[What is required]
Which lines contain the string "this"? Please list every one of them.

[Data supplied]
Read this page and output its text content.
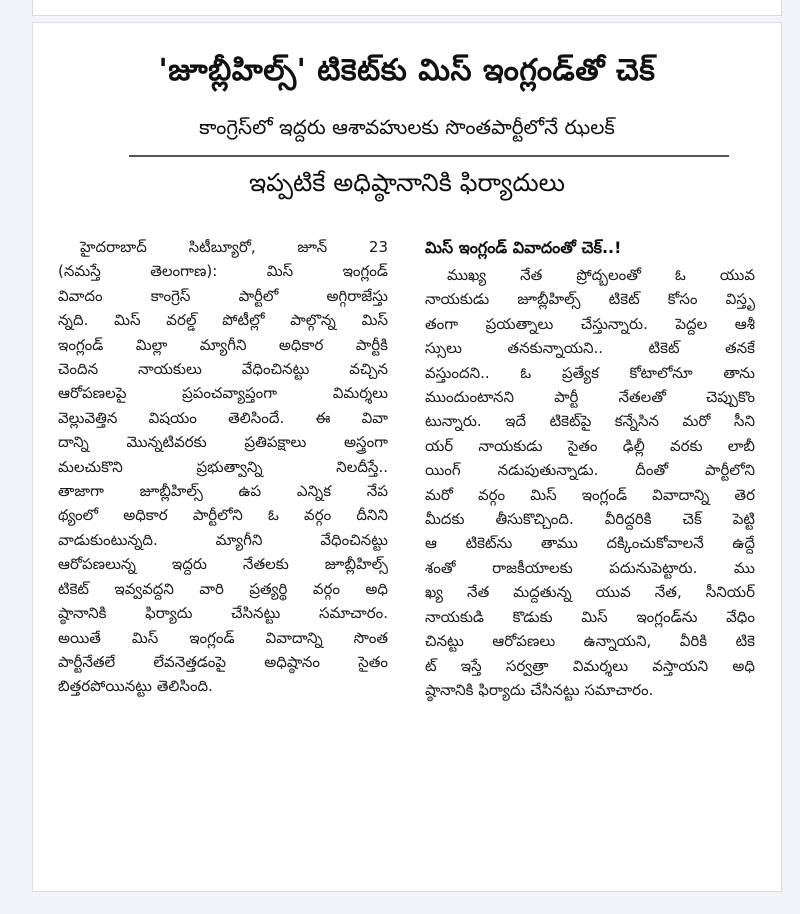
'జూబ్లీహిల్స్' టికెట్‌కు మిస్ ఇంగ్లండ్‌తో చెక్
కాంగ్రెస్‌లో ఇద్దరు ఆశావహులకు సొంతపార్టీలోనే ఝలక్
ఇప్పటికే అధిష్ఠానానికి ఫిర్యాదులు

హైదరాబాద్ సిటీబ్యూరో, జూన్ 23

(నమస్తే తెలంగాణ): మిస్ ఇంగ్లండ్

వివాదం కాంగ్రెస్ పార్టీలో అగ్గిరాజేస్తు

న్నది. మిస్ వరల్డ్ పోటీల్లో పాల్గొన్న మిస్

ఇంగ్లండ్ మిల్లా మ్యాగీని అధికార పార్టీకి

చెందిన నాయకులు వేధించినట్టు వచ్చిన

ఆరోపణలపై ప్రపంచవ్యాప్తంగా విమర్శలు

వెల్లువెత్తిన విషయం తెలిసిందే. ఈ వివా

దాన్ని మొన్నటివరకు ప్రతిపక్షాలు అస్త్రంగా

మలచుకొని ప్రభుత్వాన్ని నిలదీస్తే..

తాజాగా జూబ్లీహిల్స్ ఉప ఎన్నిక నేప

థ్యంలో అధికార పార్టీలోని ఓ వర్గం దీనిని

వాడుకుంటున్నది. మ్యాగీని వేధించినట్టు

ఆరోపణలున్న ఇద్దరు నేతలకు జూబ్లీహిల్స్

టికెట్ ఇవ్వవద్దని వారి ప్రత్యర్థి వర్గం అధి

ష్ఠానానికి ఫిర్యాదు చేసినట్టు సమాచారం.

అయితే మిస్ ఇంగ్లండ్ వివాదాన్ని సొంత

పార్టీనేతలే లేవనెత్తడంపై అధిష్ఠానం సైతం

బిత్తరపోయినట్టు తెలిసింది.

మిస్ ఇంగ్లండ్ వివాదంతో చెక్..!

ముఖ్య నేత ప్రోద్బలంతో ఓ యువ

నాయకుడు జూబ్లీహిల్స్ టికెట్ కోసం విస్తృ

తంగా ప్రయత్నాలు చేస్తున్నారు. పెద్దల ఆశీ

స్సులు తనకున్నాయని.. టికెట్ తనకే

వస్తుందని.. ఓ ప్రత్యేక కోటాలోనూ తాను

ముందుంటానని పార్టీ నేతలతో చెప్పుకొం

టున్నారు. ఇదే టికెట్‌పై కన్నేసిన మరో సీని

యర్ నాయకుడు సైతం ఢిల్లీ వరకు లాబీ

యింగ్ నడుపుతున్నాడు. దీంతో పార్టీలోని

మరో వర్గం మిస్ ఇంగ్లండ్ వివాదాన్ని తెర

మీదకు తీసుకొచ్చింది. వీరిద్దరికి చెక్ పెట్టి

ఆ టికెట్‌ను తాము దక్కించుకోవాలనే ఉద్దే

శంతో రాజకీయాలకు పదునుపెట్టారు. ము

ఖ్య నేత మద్దతున్న యువ నేత, సీనియర్

నాయకుడి కొడుకు మిస్ ఇంగ్లండ్‌ను వేధిం

చినట్టు ఆరోపణలు ఉన్నాయని, వీరికి టికె

ట్ ఇస్తే సర్వత్రా విమర్శలు వస్తాయని అధి

ష్ఠానానికి ఫిర్యాదు చేసినట్టు సమాచారం.
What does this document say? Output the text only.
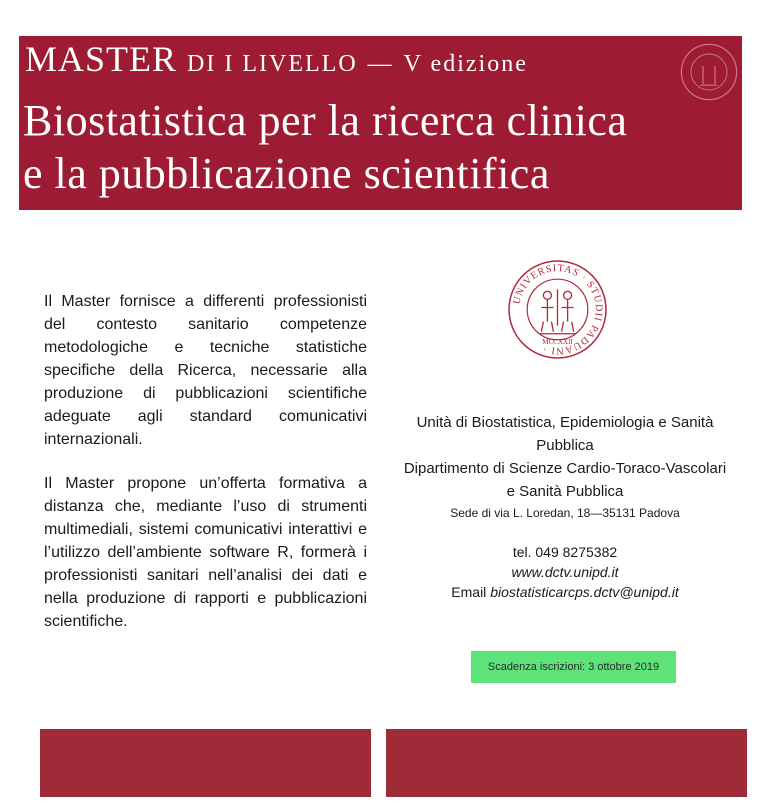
MASTER DI I LIVELLO — V edizione
Biostatistica per la ricerca clinica
e la pubblicazione scientifica
UNIVERSITAS · STUDII PADUANI ·
MCCXXII

Il Master fornisce a differenti professionisti del contesto sanitario competenze metodologiche e tecniche statistiche specifiche della Ricerca, necessarie alla produzione di pubblicazioni scientifiche adeguate agli standard comunicativi internazionali.

Il Master propone un’offerta formativa a distanza che, mediante l’uso di strumenti multimediali, sistemi comunicativi interattivi e l’utilizzo dell’ambiente software R, formerà i professionisti sanitari nell’analisi dei dati e nella produzione di rapporti e pubblicazioni scientifiche.

Unità di Biostatistica, Epidemiologia e Sanità Pubblica
Dipartimento di Scienze Cardio-Toraco-Vascolari e Sanità Pubblica
Sede di via L. Loredan, 18—35131 Padova
tel. 049 8275382
www.dctv.unipd.it
Email biostatisticarcps.dctv@unipd.it
Scadenza iscrizioni: 3 ottobre 2019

[Reply]
Read this page and output its text content.
What does this document say? Output the text only.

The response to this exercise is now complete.